Work instructions :: All of the material below is to be returned exactly.

Provided data ::
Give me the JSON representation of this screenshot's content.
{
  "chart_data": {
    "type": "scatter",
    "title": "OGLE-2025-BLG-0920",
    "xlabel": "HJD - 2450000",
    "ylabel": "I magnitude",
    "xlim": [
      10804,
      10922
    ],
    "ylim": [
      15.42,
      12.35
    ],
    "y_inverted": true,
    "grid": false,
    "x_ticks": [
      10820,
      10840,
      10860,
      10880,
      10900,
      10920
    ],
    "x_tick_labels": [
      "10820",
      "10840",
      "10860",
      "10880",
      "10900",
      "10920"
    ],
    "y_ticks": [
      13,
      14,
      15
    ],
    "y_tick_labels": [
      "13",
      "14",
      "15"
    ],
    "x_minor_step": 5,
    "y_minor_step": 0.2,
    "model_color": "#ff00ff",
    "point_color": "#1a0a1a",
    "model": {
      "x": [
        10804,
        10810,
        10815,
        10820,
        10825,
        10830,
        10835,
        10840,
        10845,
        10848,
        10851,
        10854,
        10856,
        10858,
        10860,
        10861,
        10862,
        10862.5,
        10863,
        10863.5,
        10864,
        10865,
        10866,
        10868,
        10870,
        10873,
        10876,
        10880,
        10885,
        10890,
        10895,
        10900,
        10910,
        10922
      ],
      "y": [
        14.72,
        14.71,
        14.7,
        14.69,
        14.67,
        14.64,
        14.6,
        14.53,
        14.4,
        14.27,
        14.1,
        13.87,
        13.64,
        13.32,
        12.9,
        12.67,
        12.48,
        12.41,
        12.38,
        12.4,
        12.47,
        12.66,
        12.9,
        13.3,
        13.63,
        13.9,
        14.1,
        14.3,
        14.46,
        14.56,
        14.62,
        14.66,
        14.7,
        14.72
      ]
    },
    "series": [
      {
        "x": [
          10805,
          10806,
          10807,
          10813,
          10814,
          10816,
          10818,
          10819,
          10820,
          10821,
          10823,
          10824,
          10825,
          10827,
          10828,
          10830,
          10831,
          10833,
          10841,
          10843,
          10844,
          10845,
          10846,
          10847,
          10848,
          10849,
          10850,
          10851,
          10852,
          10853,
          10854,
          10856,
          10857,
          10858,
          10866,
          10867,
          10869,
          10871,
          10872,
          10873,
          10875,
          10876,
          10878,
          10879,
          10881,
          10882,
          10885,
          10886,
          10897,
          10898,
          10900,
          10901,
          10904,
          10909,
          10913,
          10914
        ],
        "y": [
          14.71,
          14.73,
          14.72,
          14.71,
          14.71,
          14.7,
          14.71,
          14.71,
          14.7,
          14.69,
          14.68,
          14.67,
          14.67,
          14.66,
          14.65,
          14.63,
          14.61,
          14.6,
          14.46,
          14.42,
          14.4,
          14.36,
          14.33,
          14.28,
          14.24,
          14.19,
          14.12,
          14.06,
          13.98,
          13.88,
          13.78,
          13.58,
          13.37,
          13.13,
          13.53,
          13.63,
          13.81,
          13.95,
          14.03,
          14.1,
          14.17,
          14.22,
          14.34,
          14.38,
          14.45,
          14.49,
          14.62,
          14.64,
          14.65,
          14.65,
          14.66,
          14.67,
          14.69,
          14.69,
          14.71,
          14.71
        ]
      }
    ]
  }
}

Written answer ::
Give me the JSON representation of this screenshot's content.
{
  "chart_data": {
    "type": "scatter",
    "title": "OGLE-2025-BLG-0920",
    "xlabel": "HJD - 2450000",
    "ylabel": "I magnitude",
    "xlim": [
      10804,
      10922
    ],
    "ylim": [
      15.42,
      12.35
    ],
    "y_inverted": true,
    "grid": false,
    "x_ticks": [
      10820,
      10840,
      10860,
      10880,
      10900,
      10920
    ],
    "x_tick_labels": [
      "10820",
      "10840",
      "10860",
      "10880",
      "10900",
      "10920"
    ],
    "y_ticks": [
      13,
      14,
      15
    ],
    "y_tick_labels": [
      "13",
      "14",
      "15"
    ],
    "x_minor_step": 5,
    "y_minor_step": 0.2,
    "model_color": "#ff00ff",
    "point_color": "#1a0a1a",
    "model": {
      "x": [
        10804,
        10810,
        10815,
        10820,
        10825,
        10830,
        10835,
        10840,
        10845,
        10848,
        10851,
        10854,
        10856,
        10858,
        10860,
        10861,
        10862,
        10862.5,
        10863,
        10863.5,
        10864,
        10865,
        10866,
        10868,
        10870,
        10873,
        10876,
        10880,
        10885,
        10890,
        10895,
        10900,
        10910,
        10922
      ],
      "y": [
        14.72,
        14.71,
        14.7,
        14.69,
        14.67,
        14.64,
        14.6,
        14.53,
        14.4,
        14.27,
        14.1,
        13.87,
        13.64,
        13.32,
        12.9,
        12.67,
        12.48,
        12.41,
        12.38,
        12.4,
        12.47,
        12.66,
        12.9,
        13.3,
        13.63,
        13.9,
        14.1,
        14.3,
        14.46,
        14.56,
        14.62,
        14.66,
        14.7,
        14.72
      ]
    },
    "series": [
      {
        "x": [
          10805,
          10806,
          10807,
          10813,
          10814,
          10816,
          10818,
          10819,
          10820,
          10821,
          10823,
          10824,
          10825,
          10827,
          10828,
          10830,
          10831,
          10833,
          10841,
          10843,
          10844,
          10845,
          10846,
          10847,
          10848,
          10849,
          10850,
          10851,
          10852,
          10853,
          10854,
          10856,
          10857,
          10858,
          10866,
          10867,
          10869,
          10871,
          10872,
          10873,
          10875,
          10876,
          10878,
          10879,
          10881,
          10882,
          10885,
          10886,
          10897,
          10898,
          10900,
          10901,
          10904,
          10909,
          10913,
          10914
        ],
        "y": [
          14.71,
          14.73,
          14.72,
          14.71,
          14.71,
          14.7,
          14.71,
          14.71,
          14.7,
          14.69,
          14.68,
          14.67,
          14.67,
          14.66,
          14.65,
          14.63,
          14.61,
          14.6,
          14.46,
          14.42,
          14.4,
          14.36,
          14.33,
          14.28,
          14.24,
          14.19,
          14.12,
          14.06,
          13.98,
          13.88,
          13.78,
          13.58,
          13.37,
          13.13,
          13.53,
          13.63,
          13.81,
          13.95,
          14.03,
          14.1,
          14.17,
          14.22,
          14.34,
          14.38,
          14.45,
          14.49,
          14.62,
          14.64,
          14.65,
          14.65,
          14.66,
          14.67,
          14.69,
          14.69,
          14.71,
          14.71
        ]
      }
    ]
  }
}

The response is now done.